--- START OF Material for this task ---

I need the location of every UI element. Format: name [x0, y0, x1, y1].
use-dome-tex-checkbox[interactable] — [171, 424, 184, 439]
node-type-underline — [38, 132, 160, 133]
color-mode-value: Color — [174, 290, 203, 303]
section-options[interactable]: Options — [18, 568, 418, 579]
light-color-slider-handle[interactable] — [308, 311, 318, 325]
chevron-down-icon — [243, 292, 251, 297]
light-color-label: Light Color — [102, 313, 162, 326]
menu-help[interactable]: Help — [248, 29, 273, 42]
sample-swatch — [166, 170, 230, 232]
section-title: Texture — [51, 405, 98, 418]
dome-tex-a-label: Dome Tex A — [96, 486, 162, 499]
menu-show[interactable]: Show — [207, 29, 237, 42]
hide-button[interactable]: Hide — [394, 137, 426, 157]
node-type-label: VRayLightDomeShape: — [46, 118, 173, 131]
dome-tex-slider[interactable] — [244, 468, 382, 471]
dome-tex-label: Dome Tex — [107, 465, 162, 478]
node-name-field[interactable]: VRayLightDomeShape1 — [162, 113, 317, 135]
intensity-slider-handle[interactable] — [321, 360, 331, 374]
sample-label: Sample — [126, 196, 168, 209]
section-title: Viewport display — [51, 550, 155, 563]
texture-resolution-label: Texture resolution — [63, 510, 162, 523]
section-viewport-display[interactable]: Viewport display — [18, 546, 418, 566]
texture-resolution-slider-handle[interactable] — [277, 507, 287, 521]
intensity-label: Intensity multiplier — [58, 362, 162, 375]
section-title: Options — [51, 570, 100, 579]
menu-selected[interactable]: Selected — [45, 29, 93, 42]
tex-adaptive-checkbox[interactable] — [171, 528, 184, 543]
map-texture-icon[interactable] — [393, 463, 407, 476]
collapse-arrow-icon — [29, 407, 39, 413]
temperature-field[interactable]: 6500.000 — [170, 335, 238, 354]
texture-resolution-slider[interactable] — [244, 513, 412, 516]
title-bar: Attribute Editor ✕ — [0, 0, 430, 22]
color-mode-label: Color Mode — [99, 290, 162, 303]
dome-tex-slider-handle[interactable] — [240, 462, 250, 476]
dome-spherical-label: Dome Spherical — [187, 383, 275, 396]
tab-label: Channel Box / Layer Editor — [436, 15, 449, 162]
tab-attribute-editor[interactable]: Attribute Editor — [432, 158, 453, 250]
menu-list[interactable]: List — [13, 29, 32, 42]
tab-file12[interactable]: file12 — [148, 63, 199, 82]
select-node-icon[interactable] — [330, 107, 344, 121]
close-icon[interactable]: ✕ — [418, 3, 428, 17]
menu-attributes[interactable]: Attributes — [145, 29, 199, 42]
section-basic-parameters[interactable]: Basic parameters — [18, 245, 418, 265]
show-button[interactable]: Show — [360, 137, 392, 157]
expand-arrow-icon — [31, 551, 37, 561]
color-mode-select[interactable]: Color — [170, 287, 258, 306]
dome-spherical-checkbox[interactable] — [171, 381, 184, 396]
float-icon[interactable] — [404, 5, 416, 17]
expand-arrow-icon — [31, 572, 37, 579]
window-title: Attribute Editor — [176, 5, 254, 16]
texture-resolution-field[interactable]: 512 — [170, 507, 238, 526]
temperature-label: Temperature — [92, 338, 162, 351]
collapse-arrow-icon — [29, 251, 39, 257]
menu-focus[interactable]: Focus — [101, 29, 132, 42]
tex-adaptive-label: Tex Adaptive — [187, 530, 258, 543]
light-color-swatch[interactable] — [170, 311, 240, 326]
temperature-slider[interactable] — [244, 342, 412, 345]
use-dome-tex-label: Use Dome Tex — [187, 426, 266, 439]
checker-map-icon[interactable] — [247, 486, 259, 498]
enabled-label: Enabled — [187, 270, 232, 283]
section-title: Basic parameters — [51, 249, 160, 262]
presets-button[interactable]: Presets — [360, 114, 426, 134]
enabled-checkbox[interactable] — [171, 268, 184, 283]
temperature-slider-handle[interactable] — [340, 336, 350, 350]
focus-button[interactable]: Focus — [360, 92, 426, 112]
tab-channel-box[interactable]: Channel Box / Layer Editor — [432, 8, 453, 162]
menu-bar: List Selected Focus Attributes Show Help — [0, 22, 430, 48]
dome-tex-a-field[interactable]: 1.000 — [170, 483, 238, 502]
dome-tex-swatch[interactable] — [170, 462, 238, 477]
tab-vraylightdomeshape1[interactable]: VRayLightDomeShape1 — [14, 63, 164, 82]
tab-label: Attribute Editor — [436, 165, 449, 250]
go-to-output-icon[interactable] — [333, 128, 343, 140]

--- END OF Material for this task ---

Copy out every line of the listing above word for word, with no changes.

◆ **The solution**
I need the location of every UI element. Format: name [x0, y0, x1, y1].
use-dome-tex-checkbox[interactable] — [171, 424, 184, 439]
node-type-underline — [38, 132, 160, 133]
color-mode-value: Color — [174, 290, 203, 303]
section-options[interactable]: Options — [18, 568, 418, 579]
light-color-slider-handle[interactable] — [308, 311, 318, 325]
chevron-down-icon — [243, 292, 251, 297]
light-color-label: Light Color — [102, 313, 162, 326]
menu-help[interactable]: Help — [248, 29, 273, 42]
sample-swatch — [166, 170, 230, 232]
section-title: Texture — [51, 405, 98, 418]
dome-tex-a-label: Dome Tex A — [96, 486, 162, 499]
menu-show[interactable]: Show — [207, 29, 237, 42]
hide-button[interactable]: Hide — [394, 137, 426, 157]
node-type-label: VRayLightDomeShape: — [46, 118, 173, 131]
dome-tex-slider[interactable] — [244, 468, 382, 471]
dome-tex-label: Dome Tex — [107, 465, 162, 478]
node-name-field[interactable]: VRayLightDomeShape1 — [162, 113, 317, 135]
intensity-slider-handle[interactable] — [321, 360, 331, 374]
sample-label: Sample — [126, 196, 168, 209]
section-title: Viewport display — [51, 550, 155, 563]
texture-resolution-label: Texture resolution — [63, 510, 162, 523]
section-viewport-display[interactable]: Viewport display — [18, 546, 418, 566]
texture-resolution-slider-handle[interactable] — [277, 507, 287, 521]
intensity-label: Intensity multiplier — [58, 362, 162, 375]
section-title: Options — [51, 570, 100, 579]
menu-selected[interactable]: Selected — [45, 29, 93, 42]
tex-adaptive-checkbox[interactable] — [171, 528, 184, 543]
map-texture-icon[interactable] — [393, 463, 407, 476]
collapse-arrow-icon — [29, 407, 39, 413]
temperature-field[interactable]: 6500.000 — [170, 335, 238, 354]
texture-resolution-slider[interactable] — [244, 513, 412, 516]
title-bar: Attribute Editor ✕ — [0, 0, 430, 22]
color-mode-label: Color Mode — [99, 290, 162, 303]
dome-tex-slider-handle[interactable] — [240, 462, 250, 476]
dome-spherical-label: Dome Spherical — [187, 383, 275, 396]
tab-label: Channel Box / Layer Editor — [436, 15, 449, 162]
tab-attribute-editor[interactable]: Attribute Editor — [432, 158, 453, 250]
menu-list[interactable]: List — [13, 29, 32, 42]
tab-file12[interactable]: file12 — [148, 63, 199, 82]
select-node-icon[interactable] — [330, 107, 344, 121]
close-icon[interactable]: ✕ — [418, 3, 428, 17]
menu-attributes[interactable]: Attributes — [145, 29, 199, 42]
section-basic-parameters[interactable]: Basic parameters — [18, 245, 418, 265]
show-button[interactable]: Show — [360, 137, 392, 157]
expand-arrow-icon — [31, 551, 37, 561]
color-mode-select[interactable]: Color — [170, 287, 258, 306]
dome-spherical-checkbox[interactable] — [171, 381, 184, 396]
float-icon[interactable] — [404, 5, 416, 17]
expand-arrow-icon — [31, 572, 37, 579]
window-title: Attribute Editor — [176, 5, 254, 16]
texture-resolution-field[interactable]: 512 — [170, 507, 238, 526]
temperature-label: Temperature — [92, 338, 162, 351]
collapse-arrow-icon — [29, 251, 39, 257]
menu-focus[interactable]: Focus — [101, 29, 132, 42]
tex-adaptive-label: Tex Adaptive — [187, 530, 258, 543]
light-color-swatch[interactable] — [170, 311, 240, 326]
temperature-slider[interactable] — [244, 342, 412, 345]
use-dome-tex-label: Use Dome Tex — [187, 426, 266, 439]
checker-map-icon[interactable] — [247, 486, 259, 498]
enabled-label: Enabled — [187, 270, 232, 283]
section-title: Basic parameters — [51, 249, 160, 262]
presets-button[interactable]: Presets — [360, 114, 426, 134]
enabled-checkbox[interactable] — [171, 268, 184, 283]
temperature-slider-handle[interactable] — [340, 336, 350, 350]
focus-button[interactable]: Focus — [360, 92, 426, 112]
tab-channel-box[interactable]: Channel Box / Layer Editor — [432, 8, 453, 162]
menu-bar: List Selected Focus Attributes Show Help — [0, 22, 430, 48]
dome-tex-a-field[interactable]: 1.000 — [170, 483, 238, 502]
dome-tex-swatch[interactable] — [170, 462, 238, 477]
tab-vraylightdomeshape1[interactable]: VRayLightDomeShape1 — [14, 63, 164, 82]
tab-label: Attribute Editor — [436, 165, 449, 250]
go-to-output-icon[interactable] — [333, 128, 343, 140]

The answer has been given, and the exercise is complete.